Provided records:
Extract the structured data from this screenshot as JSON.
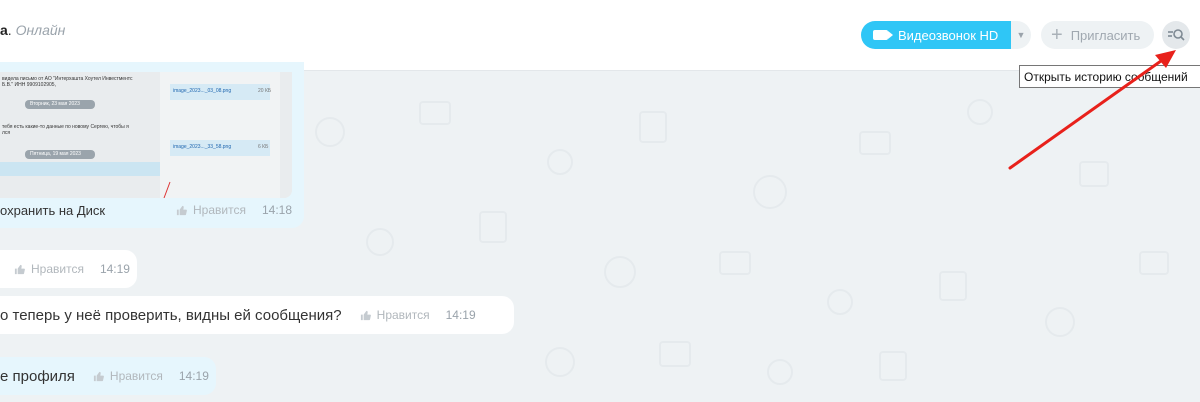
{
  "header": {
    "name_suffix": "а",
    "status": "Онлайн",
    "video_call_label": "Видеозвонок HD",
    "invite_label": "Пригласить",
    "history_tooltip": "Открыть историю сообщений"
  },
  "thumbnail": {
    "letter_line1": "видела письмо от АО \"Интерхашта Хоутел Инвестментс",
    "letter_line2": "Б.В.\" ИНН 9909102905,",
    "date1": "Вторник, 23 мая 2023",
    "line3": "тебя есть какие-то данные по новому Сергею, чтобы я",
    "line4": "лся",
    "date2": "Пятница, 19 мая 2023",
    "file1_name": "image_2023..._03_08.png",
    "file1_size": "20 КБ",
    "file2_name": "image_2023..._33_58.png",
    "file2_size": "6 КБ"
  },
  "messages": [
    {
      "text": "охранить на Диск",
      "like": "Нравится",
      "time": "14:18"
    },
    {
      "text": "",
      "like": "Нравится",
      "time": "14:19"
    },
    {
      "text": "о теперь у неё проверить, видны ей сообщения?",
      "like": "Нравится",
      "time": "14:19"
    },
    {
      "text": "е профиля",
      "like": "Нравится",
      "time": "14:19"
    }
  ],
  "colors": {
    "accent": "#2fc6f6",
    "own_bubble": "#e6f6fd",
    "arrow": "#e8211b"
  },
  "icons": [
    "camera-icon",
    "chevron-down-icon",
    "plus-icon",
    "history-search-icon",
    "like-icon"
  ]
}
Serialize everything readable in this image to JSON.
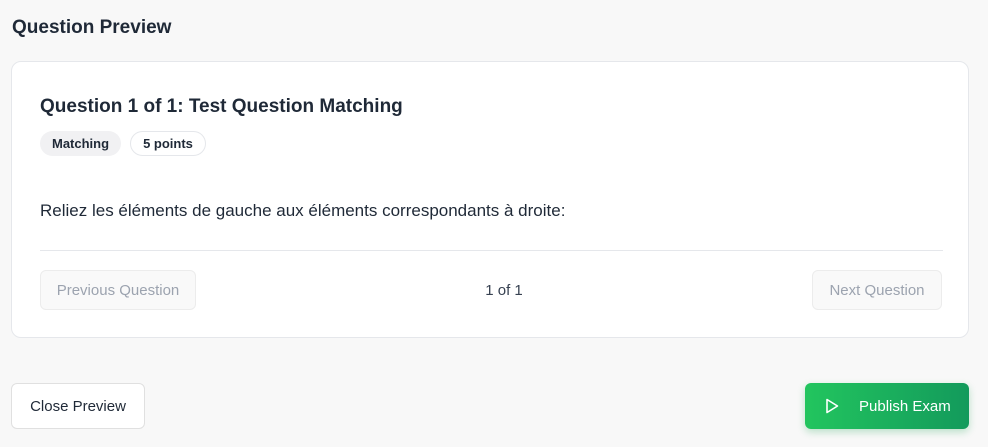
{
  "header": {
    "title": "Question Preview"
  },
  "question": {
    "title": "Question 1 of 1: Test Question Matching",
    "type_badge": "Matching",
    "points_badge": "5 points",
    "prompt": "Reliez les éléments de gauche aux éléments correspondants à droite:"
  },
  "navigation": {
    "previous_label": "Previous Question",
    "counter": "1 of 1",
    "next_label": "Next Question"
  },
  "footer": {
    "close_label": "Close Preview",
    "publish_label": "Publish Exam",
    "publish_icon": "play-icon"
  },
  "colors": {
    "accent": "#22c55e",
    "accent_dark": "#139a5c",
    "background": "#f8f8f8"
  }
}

Task instructions: Begin with the line that contains "Serialize everything readable" and copy every line through the end of the listing, exactly as written, both ends included. Pictures are not part of the copy.

Result of this exercise:
Serialize everything readable in this image to JSON.
{
  "header": {
    "title": "Question Preview"
  },
  "question": {
    "title": "Question 1 of 1: Test Question Matching",
    "type_badge": "Matching",
    "points_badge": "5 points",
    "prompt": "Reliez les éléments de gauche aux éléments correspondants à droite:"
  },
  "navigation": {
    "previous_label": "Previous Question",
    "counter": "1 of 1",
    "next_label": "Next Question"
  },
  "footer": {
    "close_label": "Close Preview",
    "publish_label": "Publish Exam",
    "publish_icon": "play-icon"
  },
  "colors": {
    "accent": "#22c55e",
    "accent_dark": "#139a5c",
    "background": "#f8f8f8"
  }
}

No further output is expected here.